* Exercise description *
Copy out each line of the material below that holds the string "title".

== Task data

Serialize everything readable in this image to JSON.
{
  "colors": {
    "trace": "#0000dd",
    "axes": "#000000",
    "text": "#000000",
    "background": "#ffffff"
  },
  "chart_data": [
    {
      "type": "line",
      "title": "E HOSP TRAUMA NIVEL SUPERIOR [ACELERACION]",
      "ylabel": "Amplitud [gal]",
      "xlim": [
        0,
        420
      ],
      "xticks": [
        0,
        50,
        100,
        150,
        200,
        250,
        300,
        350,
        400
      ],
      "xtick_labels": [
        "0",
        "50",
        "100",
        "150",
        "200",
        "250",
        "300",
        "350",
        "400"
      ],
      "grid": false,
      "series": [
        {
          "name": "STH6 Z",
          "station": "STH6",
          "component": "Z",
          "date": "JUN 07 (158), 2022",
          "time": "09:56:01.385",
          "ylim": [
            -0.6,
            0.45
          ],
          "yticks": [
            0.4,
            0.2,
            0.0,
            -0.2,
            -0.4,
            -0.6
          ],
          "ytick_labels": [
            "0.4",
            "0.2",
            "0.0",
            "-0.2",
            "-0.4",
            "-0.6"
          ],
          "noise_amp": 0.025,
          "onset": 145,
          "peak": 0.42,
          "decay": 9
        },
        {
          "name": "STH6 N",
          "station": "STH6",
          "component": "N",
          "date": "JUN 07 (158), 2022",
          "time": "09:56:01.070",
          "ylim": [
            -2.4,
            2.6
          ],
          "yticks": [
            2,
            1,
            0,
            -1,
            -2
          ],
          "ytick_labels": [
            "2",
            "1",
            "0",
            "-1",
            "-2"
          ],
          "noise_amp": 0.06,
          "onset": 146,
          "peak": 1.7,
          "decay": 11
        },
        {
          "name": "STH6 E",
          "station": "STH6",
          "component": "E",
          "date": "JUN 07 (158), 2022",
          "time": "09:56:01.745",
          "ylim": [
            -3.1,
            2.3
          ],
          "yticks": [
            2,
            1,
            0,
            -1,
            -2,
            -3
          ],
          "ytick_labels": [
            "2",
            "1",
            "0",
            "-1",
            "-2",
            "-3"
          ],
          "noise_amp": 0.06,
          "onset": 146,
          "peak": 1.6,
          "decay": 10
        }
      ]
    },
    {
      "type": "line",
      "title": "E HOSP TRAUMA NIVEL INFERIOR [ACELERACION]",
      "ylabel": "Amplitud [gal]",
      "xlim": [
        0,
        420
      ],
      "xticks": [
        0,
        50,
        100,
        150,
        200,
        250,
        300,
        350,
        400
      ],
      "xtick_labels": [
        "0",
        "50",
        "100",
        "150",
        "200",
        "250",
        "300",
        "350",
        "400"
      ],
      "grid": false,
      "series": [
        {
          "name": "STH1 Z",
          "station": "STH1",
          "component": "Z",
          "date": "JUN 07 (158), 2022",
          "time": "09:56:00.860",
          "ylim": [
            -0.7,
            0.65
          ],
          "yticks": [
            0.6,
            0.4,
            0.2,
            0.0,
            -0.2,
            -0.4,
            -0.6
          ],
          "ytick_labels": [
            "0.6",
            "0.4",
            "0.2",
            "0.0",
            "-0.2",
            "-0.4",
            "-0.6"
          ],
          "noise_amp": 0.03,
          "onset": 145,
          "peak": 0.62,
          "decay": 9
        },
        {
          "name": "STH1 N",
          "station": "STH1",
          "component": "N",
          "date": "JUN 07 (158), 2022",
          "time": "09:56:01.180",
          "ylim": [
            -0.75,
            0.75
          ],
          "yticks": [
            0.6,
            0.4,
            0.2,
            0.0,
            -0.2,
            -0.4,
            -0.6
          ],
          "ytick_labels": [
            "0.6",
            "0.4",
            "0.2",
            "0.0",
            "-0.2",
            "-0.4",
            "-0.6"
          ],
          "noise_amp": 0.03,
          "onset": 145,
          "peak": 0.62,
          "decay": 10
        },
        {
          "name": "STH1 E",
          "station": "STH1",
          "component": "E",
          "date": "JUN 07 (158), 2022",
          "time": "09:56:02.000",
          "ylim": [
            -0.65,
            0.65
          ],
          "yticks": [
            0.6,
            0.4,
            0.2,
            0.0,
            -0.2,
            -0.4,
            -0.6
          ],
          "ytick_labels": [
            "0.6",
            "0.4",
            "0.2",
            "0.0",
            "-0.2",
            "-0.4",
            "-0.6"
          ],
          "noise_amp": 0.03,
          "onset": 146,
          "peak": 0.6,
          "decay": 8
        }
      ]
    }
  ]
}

====

* Task solution *
      "title": "E HOSP TRAUMA NIVEL SUPERIOR [ACELERACION]",
      "title": "E HOSP TRAUMA NIVEL INFERIOR [ACELERACION]",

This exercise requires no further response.